» What you will do
Please repeat, word for word, the part of the FFT forum thread that begins at the words "Accepted Answer" and ends after the words "Fourier Transform (FFT)".

» Source excerpt

____________________

FFT

13 views (last 30 days)
Melissa
Melissa on 27 Jan 2012
Edited: arun on 26 Sep 2013
Good Afternoon,
A question on the implementation of the FFT when applied to a distortion. I am using a set of polar coordinates for a cylinder that has been distorted. Background: the variation in geometry around the circumference of a distorted cylinder bore may be modeled by a general fourier series. R(theta)=sum(a_i cos(theta) +b_i sin(theta) from 0 to n where n is the order of distortion. This enables one to use the FFT algorithm. When implementing this idea: I first convert the nodal displacements into polar coordinates and then oversample said coordinates to use in an interpolation function to generate a function used for the fft. I’ll call this interpolation function p. So
%Calculate fft
Fourierfun=fft(p)
%Calculating DC component and Ntheta is number of points used
a0=2.*p(1)/Ntheta
%Calculating coefficients
for ik = 1:Ncoeffs
ij = ik +1; %index for fft
%Cosine Terms (ak)
ak(ik)=2.*(-1)^(ik).*real(p(ik))/Ntheta
%Sine Terms
bk(ik)=2.*(-1)^(j).*p(ij))/Ntheta
I think the order of distortion is sqrt(ak.^2+bk.^2) which will get me the order.
Does this seem like the correct methodology for amplitude of order of distortion?

Accepted Answer

Dr. Seis
Dr. Seis on 2 Feb 2012
So, I created an example using the original un-modified code for fcoeffs_fft (located here: http://pastebin.com/001id7SB) and was able to get it to work. It looks like you have to define your cylinder bore on the interval from -pi to +pi (if you define it from 0 to 2*pi you get incorrect results). I only made a slight modification to the code (I removed some negative signs that effectively cancel from the bk terms):
function [a0 ak bk]=fcoeffs_fft(profile,angles,Ncoeffs)
%FCOEFFS_FFT Fourier coefficients (trigonometric) via Fast Fourier Transform (FFT)
% [a0,ak,bk]=fcoeffs_fft(profile,angles,Ncoeffs) determines the Fourier coefficients of
% irregulary spaced angles and profile.

____________________

» Dataset content
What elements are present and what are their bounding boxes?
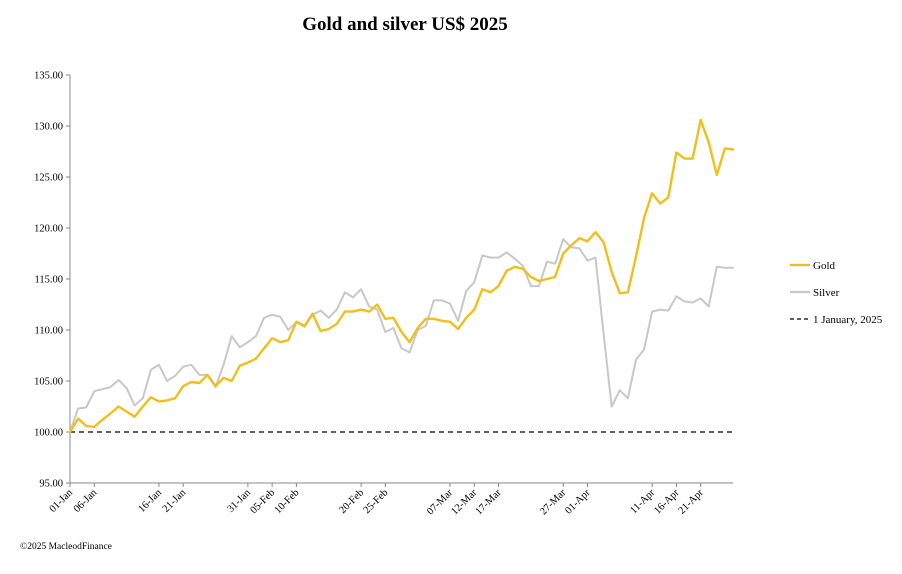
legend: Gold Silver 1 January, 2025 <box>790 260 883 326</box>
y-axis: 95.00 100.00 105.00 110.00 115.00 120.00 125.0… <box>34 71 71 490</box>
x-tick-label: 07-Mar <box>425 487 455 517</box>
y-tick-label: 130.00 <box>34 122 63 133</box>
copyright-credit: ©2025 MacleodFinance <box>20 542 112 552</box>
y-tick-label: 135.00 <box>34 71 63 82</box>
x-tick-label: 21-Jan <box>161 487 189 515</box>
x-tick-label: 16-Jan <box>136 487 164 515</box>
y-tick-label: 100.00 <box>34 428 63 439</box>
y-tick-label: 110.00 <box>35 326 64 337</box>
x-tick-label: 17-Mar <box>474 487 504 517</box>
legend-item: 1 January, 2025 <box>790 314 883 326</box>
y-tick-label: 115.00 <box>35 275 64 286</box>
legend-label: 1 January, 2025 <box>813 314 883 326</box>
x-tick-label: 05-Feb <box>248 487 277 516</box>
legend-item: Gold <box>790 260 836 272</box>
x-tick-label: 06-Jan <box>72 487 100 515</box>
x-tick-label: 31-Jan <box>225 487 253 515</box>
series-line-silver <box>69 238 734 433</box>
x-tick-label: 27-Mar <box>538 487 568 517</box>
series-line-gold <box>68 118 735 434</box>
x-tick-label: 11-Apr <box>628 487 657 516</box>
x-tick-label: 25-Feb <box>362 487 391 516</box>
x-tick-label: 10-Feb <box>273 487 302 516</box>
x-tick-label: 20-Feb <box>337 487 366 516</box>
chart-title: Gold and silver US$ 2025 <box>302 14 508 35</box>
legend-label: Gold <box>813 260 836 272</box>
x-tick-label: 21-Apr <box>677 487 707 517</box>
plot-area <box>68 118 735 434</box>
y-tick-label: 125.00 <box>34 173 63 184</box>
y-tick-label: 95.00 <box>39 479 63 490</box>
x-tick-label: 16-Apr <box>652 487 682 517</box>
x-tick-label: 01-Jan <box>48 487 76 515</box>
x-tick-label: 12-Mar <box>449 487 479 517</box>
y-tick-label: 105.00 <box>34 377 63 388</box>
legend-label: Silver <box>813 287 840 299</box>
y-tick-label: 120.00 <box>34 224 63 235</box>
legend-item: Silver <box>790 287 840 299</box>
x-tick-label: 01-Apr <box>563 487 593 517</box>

____________________

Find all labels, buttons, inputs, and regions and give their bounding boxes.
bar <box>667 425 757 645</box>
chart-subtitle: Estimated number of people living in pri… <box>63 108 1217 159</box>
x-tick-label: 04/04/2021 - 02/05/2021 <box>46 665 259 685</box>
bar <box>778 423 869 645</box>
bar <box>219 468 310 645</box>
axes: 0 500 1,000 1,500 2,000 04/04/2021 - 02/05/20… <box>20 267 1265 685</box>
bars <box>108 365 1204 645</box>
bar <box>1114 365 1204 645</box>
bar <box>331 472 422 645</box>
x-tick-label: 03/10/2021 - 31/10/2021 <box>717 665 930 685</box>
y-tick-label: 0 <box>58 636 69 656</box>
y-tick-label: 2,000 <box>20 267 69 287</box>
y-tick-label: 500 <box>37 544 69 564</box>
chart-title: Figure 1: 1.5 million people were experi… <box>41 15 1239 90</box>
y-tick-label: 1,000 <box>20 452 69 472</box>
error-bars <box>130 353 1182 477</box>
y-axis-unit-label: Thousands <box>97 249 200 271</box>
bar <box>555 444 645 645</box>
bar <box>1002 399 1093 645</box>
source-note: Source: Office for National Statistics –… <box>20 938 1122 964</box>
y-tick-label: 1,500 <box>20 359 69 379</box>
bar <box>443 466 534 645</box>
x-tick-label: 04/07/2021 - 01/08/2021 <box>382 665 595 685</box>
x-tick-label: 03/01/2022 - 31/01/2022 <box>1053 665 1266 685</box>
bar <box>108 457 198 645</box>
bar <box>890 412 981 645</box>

____________________

» Answer to this exercise
Accepted Answer

Dr. Seis
Dr. Seis on 2 Feb 2012
So, I created an example using the original un-modified code for fcoeffs_fft (located here: http://pastebin.com/001id7SB) and was able to get it to work. It looks like you have to define your cylinder bore on the interval from -pi to +pi (if you define it from 0 to 2*pi you get incorrect results). I only made a slight modification to the code (I removed some negative signs that effectively cancel from the bk terms):
function [a0 ak bk]=fcoeffs_fft(profile,angles,Ncoeffs)
%FCOEFFS_FFT Fourier coefficients (trigonometric) via Fast Fourier Transform (FFT)